# start of GIVEN RECORDS

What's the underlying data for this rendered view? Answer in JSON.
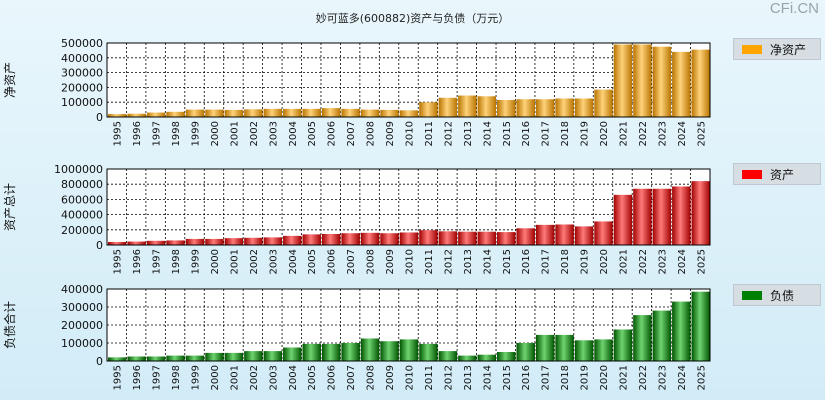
{
  "title": "妙可蓝多(600882)资产与负债（万元）",
  "watermark": "CFi.CN",
  "chart_data": [
    {
      "type": "bar",
      "ylabel": "净资产",
      "legend": "净资产",
      "color": "#ffa500",
      "ylim": [
        0,
        500000
      ],
      "yticks": [
        "500000",
        "400000",
        "300000",
        "200000",
        "100000",
        "0"
      ],
      "categories": [
        "1995",
        "1996",
        "1997",
        "1998",
        "1999",
        "2000",
        "2001",
        "2002",
        "2003",
        "2004",
        "2005",
        "2006",
        "2007",
        "2008",
        "2009",
        "2010",
        "2011",
        "2012",
        "2013",
        "2014",
        "2015",
        "2016",
        "2017",
        "2018",
        "2019",
        "2020",
        "2021",
        "2022",
        "2023",
        "2024",
        "2025"
      ],
      "values": [
        20000,
        22000,
        30000,
        35000,
        50000,
        50000,
        48000,
        52000,
        55000,
        55000,
        55000,
        60000,
        55000,
        50000,
        48000,
        45000,
        100000,
        130000,
        145000,
        140000,
        115000,
        120000,
        120000,
        125000,
        125000,
        185000,
        490000,
        490000,
        475000,
        440000,
        455000
      ]
    },
    {
      "type": "bar",
      "ylabel": "资产总计",
      "legend": "资产",
      "color": "#ff0000",
      "ylim": [
        0,
        1000000
      ],
      "yticks": [
        "1000000",
        "800000",
        "600000",
        "400000",
        "200000",
        "0"
      ],
      "categories": [
        "1995",
        "1996",
        "1997",
        "1998",
        "1999",
        "2000",
        "2001",
        "2002",
        "2003",
        "2004",
        "2005",
        "2006",
        "2007",
        "2008",
        "2009",
        "2010",
        "2011",
        "2012",
        "2013",
        "2014",
        "2015",
        "2016",
        "2017",
        "2018",
        "2019",
        "2020",
        "2021",
        "2022",
        "2023",
        "2024",
        "2025"
      ],
      "values": [
        40000,
        45000,
        55000,
        60000,
        80000,
        80000,
        90000,
        95000,
        100000,
        120000,
        140000,
        145000,
        155000,
        160000,
        155000,
        165000,
        195000,
        180000,
        175000,
        175000,
        170000,
        220000,
        265000,
        270000,
        245000,
        310000,
        660000,
        740000,
        740000,
        770000,
        840000
      ]
    },
    {
      "type": "bar",
      "ylabel": "负债合计",
      "legend": "负债",
      "color": "#008000",
      "ylim": [
        0,
        400000
      ],
      "yticks": [
        "400000",
        "300000",
        "200000",
        "100000",
        "0"
      ],
      "categories": [
        "1995",
        "1996",
        "1997",
        "1998",
        "1999",
        "2000",
        "2001",
        "2002",
        "2003",
        "2004",
        "2005",
        "2006",
        "2007",
        "2008",
        "2009",
        "2010",
        "2011",
        "2012",
        "2013",
        "2014",
        "2015",
        "2016",
        "2017",
        "2018",
        "2019",
        "2020",
        "2021",
        "2022",
        "2023",
        "2024",
        "2025"
      ],
      "values": [
        20000,
        25000,
        25000,
        30000,
        30000,
        45000,
        45000,
        55000,
        55000,
        75000,
        95000,
        95000,
        100000,
        125000,
        110000,
        120000,
        95000,
        55000,
        30000,
        35000,
        50000,
        100000,
        145000,
        145000,
        115000,
        120000,
        175000,
        255000,
        280000,
        330000,
        385000
      ]
    }
  ]
}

# end of GIVEN RECORDS

■ EXERCISE GOAL ■
Retype each line of the listing above word for word. Exclude the pictures.

■ CORRECT ANSWER ■
What's the underlying data for this rendered view? Answer in JSON.
{
  "title": "妙可蓝多(600882)资产与负债（万元）",
  "watermark": "CFi.CN",
  "chart_data": [
    {
      "type": "bar",
      "ylabel": "净资产",
      "legend": "净资产",
      "color": "#ffa500",
      "ylim": [
        0,
        500000
      ],
      "yticks": [
        "500000",
        "400000",
        "300000",
        "200000",
        "100000",
        "0"
      ],
      "categories": [
        "1995",
        "1996",
        "1997",
        "1998",
        "1999",
        "2000",
        "2001",
        "2002",
        "2003",
        "2004",
        "2005",
        "2006",
        "2007",
        "2008",
        "2009",
        "2010",
        "2011",
        "2012",
        "2013",
        "2014",
        "2015",
        "2016",
        "2017",
        "2018",
        "2019",
        "2020",
        "2021",
        "2022",
        "2023",
        "2024",
        "2025"
      ],
      "values": [
        20000,
        22000,
        30000,
        35000,
        50000,
        50000,
        48000,
        52000,
        55000,
        55000,
        55000,
        60000,
        55000,
        50000,
        48000,
        45000,
        100000,
        130000,
        145000,
        140000,
        115000,
        120000,
        120000,
        125000,
        125000,
        185000,
        490000,
        490000,
        475000,
        440000,
        455000
      ]
    },
    {
      "type": "bar",
      "ylabel": "资产总计",
      "legend": "资产",
      "color": "#ff0000",
      "ylim": [
        0,
        1000000
      ],
      "yticks": [
        "1000000",
        "800000",
        "600000",
        "400000",
        "200000",
        "0"
      ],
      "categories": [
        "1995",
        "1996",
        "1997",
        "1998",
        "1999",
        "2000",
        "2001",
        "2002",
        "2003",
        "2004",
        "2005",
        "2006",
        "2007",
        "2008",
        "2009",
        "2010",
        "2011",
        "2012",
        "2013",
        "2014",
        "2015",
        "2016",
        "2017",
        "2018",
        "2019",
        "2020",
        "2021",
        "2022",
        "2023",
        "2024",
        "2025"
      ],
      "values": [
        40000,
        45000,
        55000,
        60000,
        80000,
        80000,
        90000,
        95000,
        100000,
        120000,
        140000,
        145000,
        155000,
        160000,
        155000,
        165000,
        195000,
        180000,
        175000,
        175000,
        170000,
        220000,
        265000,
        270000,
        245000,
        310000,
        660000,
        740000,
        740000,
        770000,
        840000
      ]
    },
    {
      "type": "bar",
      "ylabel": "负债合计",
      "legend": "负债",
      "color": "#008000",
      "ylim": [
        0,
        400000
      ],
      "yticks": [
        "400000",
        "300000",
        "200000",
        "100000",
        "0"
      ],
      "categories": [
        "1995",
        "1996",
        "1997",
        "1998",
        "1999",
        "2000",
        "2001",
        "2002",
        "2003",
        "2004",
        "2005",
        "2006",
        "2007",
        "2008",
        "2009",
        "2010",
        "2011",
        "2012",
        "2013",
        "2014",
        "2015",
        "2016",
        "2017",
        "2018",
        "2019",
        "2020",
        "2021",
        "2022",
        "2023",
        "2024",
        "2025"
      ],
      "values": [
        20000,
        25000,
        25000,
        30000,
        30000,
        45000,
        45000,
        55000,
        55000,
        75000,
        95000,
        95000,
        100000,
        125000,
        110000,
        120000,
        95000,
        55000,
        30000,
        35000,
        50000,
        100000,
        145000,
        145000,
        115000,
        120000,
        175000,
        255000,
        280000,
        330000,
        385000
      ]
    }
  ]
}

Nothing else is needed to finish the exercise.